■ Set problem
Search the records for the word "чужбина" and pick out every line that has it.
— start Data —
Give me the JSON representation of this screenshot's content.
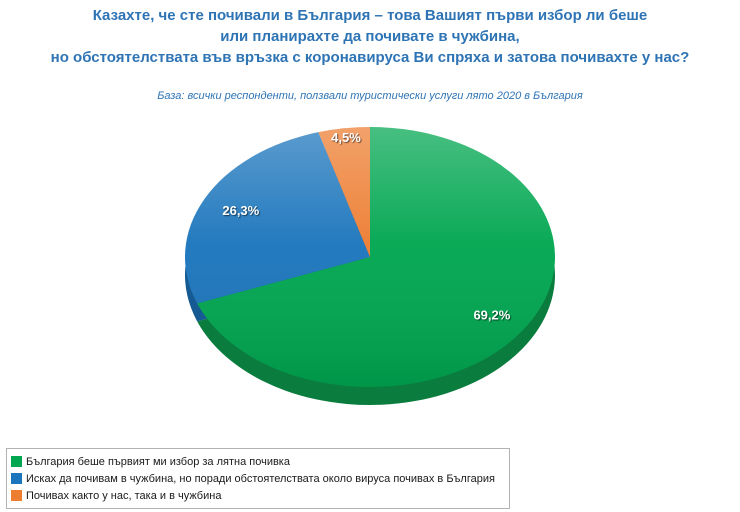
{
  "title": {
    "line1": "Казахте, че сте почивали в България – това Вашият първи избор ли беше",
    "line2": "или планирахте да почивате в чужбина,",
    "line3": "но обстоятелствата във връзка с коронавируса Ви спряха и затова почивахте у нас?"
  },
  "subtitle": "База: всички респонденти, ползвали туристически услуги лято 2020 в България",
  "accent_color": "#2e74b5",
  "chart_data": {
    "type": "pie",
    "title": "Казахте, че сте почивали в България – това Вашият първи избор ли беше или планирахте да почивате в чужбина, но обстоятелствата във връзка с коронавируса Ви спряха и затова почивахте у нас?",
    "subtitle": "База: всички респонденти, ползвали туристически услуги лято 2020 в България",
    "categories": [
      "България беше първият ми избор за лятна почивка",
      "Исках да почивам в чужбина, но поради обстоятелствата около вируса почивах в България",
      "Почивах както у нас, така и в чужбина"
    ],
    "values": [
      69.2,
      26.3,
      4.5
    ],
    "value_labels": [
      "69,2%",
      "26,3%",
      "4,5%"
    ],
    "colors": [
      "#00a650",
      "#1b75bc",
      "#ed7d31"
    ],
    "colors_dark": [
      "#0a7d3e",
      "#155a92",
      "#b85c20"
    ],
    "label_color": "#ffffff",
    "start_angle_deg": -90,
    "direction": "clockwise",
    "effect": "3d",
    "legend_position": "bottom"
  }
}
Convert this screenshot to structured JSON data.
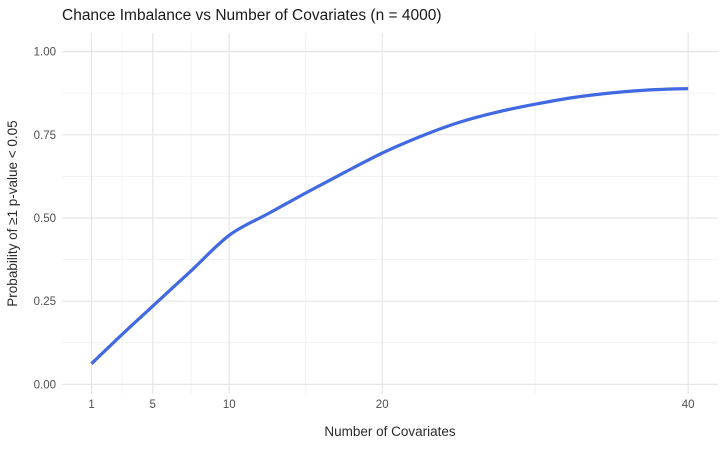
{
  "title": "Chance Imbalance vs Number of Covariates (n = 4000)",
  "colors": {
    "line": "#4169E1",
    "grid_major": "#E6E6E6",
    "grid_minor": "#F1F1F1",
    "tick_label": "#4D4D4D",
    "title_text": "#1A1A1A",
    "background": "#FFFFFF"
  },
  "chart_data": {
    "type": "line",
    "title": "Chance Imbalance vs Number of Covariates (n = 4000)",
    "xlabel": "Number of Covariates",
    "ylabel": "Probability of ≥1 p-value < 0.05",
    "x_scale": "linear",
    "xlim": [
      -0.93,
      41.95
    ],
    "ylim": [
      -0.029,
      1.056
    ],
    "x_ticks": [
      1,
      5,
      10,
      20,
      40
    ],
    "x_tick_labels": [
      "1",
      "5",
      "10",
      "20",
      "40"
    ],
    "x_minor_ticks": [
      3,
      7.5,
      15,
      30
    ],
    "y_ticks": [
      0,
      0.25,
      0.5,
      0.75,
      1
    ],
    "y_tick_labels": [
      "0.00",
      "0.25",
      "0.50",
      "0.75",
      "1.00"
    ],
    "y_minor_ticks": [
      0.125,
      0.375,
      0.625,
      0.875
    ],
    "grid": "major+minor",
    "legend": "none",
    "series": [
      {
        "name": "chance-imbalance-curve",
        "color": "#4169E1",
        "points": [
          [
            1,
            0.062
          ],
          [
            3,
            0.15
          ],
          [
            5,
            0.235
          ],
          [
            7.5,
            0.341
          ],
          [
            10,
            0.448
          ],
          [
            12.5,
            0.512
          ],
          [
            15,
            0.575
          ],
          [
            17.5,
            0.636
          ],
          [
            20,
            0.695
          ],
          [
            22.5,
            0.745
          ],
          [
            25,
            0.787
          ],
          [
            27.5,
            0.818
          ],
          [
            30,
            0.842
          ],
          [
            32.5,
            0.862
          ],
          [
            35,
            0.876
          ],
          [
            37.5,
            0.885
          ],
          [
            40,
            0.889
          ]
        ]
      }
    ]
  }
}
— end Data —
■ Response for this exercise
    "line2": "или планирахте да почивате в чужбина,",
    "title": "Казахте, че сте почивали в България – това Вашият първи избор ли беше или планирахте да почивате в чужбина, но обстоятелствата във връзка с коронавируса Ви спряха и затова почивахте у нас?",
      "Исках да почивам в чужбина, но поради обстоятелствата около вируса почивах в България",
      "Почивах както у нас, така и в чужбина"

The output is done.